start

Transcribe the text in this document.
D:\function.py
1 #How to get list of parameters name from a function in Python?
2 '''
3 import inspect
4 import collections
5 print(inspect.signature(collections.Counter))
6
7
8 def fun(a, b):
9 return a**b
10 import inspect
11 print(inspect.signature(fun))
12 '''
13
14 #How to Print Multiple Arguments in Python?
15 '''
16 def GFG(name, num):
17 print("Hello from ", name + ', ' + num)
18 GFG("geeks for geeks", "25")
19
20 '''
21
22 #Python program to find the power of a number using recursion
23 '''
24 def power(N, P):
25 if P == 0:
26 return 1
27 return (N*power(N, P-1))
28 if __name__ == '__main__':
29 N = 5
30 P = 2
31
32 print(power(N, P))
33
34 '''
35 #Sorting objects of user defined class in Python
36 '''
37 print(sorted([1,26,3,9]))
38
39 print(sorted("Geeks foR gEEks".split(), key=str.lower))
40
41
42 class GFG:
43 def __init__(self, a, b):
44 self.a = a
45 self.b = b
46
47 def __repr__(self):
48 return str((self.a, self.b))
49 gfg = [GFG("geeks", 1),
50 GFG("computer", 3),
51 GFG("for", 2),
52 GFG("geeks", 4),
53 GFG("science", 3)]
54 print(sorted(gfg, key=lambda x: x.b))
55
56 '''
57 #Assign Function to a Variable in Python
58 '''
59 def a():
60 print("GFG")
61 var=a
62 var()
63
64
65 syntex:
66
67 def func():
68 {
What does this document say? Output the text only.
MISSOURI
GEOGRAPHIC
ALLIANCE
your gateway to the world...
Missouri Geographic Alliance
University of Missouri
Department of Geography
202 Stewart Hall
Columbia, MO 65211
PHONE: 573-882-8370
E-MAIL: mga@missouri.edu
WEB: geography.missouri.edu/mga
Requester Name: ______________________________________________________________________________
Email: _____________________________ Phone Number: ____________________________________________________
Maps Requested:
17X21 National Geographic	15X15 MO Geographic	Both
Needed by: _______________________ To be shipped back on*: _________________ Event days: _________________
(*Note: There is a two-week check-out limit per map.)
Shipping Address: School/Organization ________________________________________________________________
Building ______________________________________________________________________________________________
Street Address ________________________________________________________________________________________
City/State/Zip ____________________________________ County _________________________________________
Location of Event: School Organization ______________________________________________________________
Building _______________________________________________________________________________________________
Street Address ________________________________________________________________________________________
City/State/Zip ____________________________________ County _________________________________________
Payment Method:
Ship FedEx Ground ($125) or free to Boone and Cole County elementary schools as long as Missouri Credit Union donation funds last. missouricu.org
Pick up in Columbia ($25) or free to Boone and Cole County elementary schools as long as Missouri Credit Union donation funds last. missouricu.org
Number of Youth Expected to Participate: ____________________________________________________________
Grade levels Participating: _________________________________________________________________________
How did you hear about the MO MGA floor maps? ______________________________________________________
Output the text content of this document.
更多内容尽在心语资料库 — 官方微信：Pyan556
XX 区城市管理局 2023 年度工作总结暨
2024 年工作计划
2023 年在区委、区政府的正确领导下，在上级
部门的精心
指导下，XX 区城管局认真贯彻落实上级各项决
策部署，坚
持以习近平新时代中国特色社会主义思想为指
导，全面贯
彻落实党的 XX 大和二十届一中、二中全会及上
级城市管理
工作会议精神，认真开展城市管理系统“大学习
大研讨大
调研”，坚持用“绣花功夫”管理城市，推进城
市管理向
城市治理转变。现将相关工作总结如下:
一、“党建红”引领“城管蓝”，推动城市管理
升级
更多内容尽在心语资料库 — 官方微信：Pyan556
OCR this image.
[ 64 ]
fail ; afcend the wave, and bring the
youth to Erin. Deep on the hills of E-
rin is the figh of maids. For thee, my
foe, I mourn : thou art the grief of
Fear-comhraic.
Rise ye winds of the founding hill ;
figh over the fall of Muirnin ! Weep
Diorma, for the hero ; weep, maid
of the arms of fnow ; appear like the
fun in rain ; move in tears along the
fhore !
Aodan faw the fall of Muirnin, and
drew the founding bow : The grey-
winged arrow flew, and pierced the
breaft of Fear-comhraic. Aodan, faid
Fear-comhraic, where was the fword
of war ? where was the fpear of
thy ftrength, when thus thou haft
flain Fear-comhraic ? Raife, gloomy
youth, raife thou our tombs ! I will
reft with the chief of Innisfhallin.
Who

end

Exercise:
Quote each line of the data above exactly as written.

Answer for the task:
Transcribe the text in this document.
D:\function.py
1 #How to get list of parameters name from a function in Python?
2 '''
3 import inspect
4 import collections
5 print(inspect.signature(collections.Counter))
6
7
8 def fun(a, b):
9 return a**b
10 import inspect
11 print(inspect.signature(fun))
12 '''
13
14 #How to Print Multiple Arguments in Python?
15 '''
16 def GFG(name, num):
17 print("Hello from ", name + ', ' + num)
18 GFG("geeks for geeks", "25")
19
20 '''
21
22 #Python program to find the power of a number using recursion
23 '''
24 def power(N, P):
25 if P == 0:
26 return 1
27 return (N*power(N, P-1))
28 if __name__ == '__main__':
29 N = 5
30 P = 2
31
32 print(power(N, P))
33
34 '''
35 #Sorting objects of user defined class in Python
36 '''
37 print(sorted([1,26,3,9]))
38
39 print(sorted("Geeks foR gEEks".split(), key=str.lower))
40
41
42 class GFG:
43 def __init__(self, a, b):
44 self.a = a
45 self.b = b
46
47 def __repr__(self):
48 return str((self.a, self.b))
49 gfg = [GFG("geeks", 1),
50 GFG("computer", 3),
51 GFG("for", 2),
52 GFG("geeks", 4),
53 GFG("science", 3)]
54 print(sorted(gfg, key=lambda x: x.b))
55
56 '''
57 #Assign Function to a Variable in Python
58 '''
59 def a():
60 print("GFG")
61 var=a
62 var()
63
64
65 syntex:
66
67 def func():
68 {
What does this document say? Output the text only.
MISSOURI
GEOGRAPHIC
ALLIANCE
your gateway to the world...
Missouri Geographic Alliance
University of Missouri
Department of Geography
202 Stewart Hall
Columbia, MO 65211
PHONE: 573-882-8370
E-MAIL: mga@missouri.edu
WEB: geography.missouri.edu/mga
Requester Name: ______________________________________________________________________________
Email: _____________________________ Phone Number: ____________________________________________________
Maps Requested:
17X21 National Geographic	15X15 MO Geographic	Both
Needed by: _______________________ To be shipped back on*: _________________ Event days: _________________
(*Note: There is a two-week check-out limit per map.)
Shipping Address: School/Organization ________________________________________________________________
Building ______________________________________________________________________________________________
Street Address ________________________________________________________________________________________
City/State/Zip ____________________________________ County _________________________________________
Location of Event: School Organization ______________________________________________________________
Building _______________________________________________________________________________________________
Street Address ________________________________________________________________________________________
City/State/Zip ____________________________________ County _________________________________________
Payment Method:
Ship FedEx Ground ($125) or free to Boone and Cole County elementary schools as long as Missouri Credit Union donation funds last. missouricu.org
Pick up in Columbia ($25) or free to Boone and Cole County elementary schools as long as Missouri Credit Union donation funds last. missouricu.org
Number of Youth Expected to Participate: ____________________________________________________________
Grade levels Participating: _________________________________________________________________________
How did you hear about the MO MGA floor maps? ______________________________________________________
Output the text content of this document.
更多内容尽在心语资料库 — 官方微信：Pyan556
XX 区城市管理局 2023 年度工作总结暨
2024 年工作计划
2023 年在区委、区政府的正确领导下，在上级
部门的精心
指导下，XX 区城管局认真贯彻落实上级各项决
策部署，坚
持以习近平新时代中国特色社会主义思想为指
导，全面贯
彻落实党的 XX 大和二十届一中、二中全会及上
级城市管理
工作会议精神，认真开展城市管理系统“大学习
大研讨大
调研”，坚持用“绣花功夫”管理城市，推进城
市管理向
城市治理转变。现将相关工作总结如下:
一、“党建红”引领“城管蓝”，推动城市管理
升级
更多内容尽在心语资料库 — 官方微信：Pyan556
OCR this image.
[ 64 ]
fail ; afcend the wave, and bring the
youth to Erin. Deep on the hills of E-
rin is the figh of maids. For thee, my
foe, I mourn : thou art the grief of
Fear-comhraic.
Rise ye winds of the founding hill ;
figh over the fall of Muirnin ! Weep
Diorma, for the hero ; weep, maid
of the arms of fnow ; appear like the
fun in rain ; move in tears along the
fhore !
Aodan faw the fall of Muirnin, and
drew the founding bow : The grey-
winged arrow flew, and pierced the
breaft of Fear-comhraic. Aodan, faid
Fear-comhraic, where was the fword
of war ? where was the fpear of
thy ftrength, when thus thou haft
flain Fear-comhraic ? Raife, gloomy
youth, raife thou our tombs ! I will
reft with the chief of Innisfhallin.
Who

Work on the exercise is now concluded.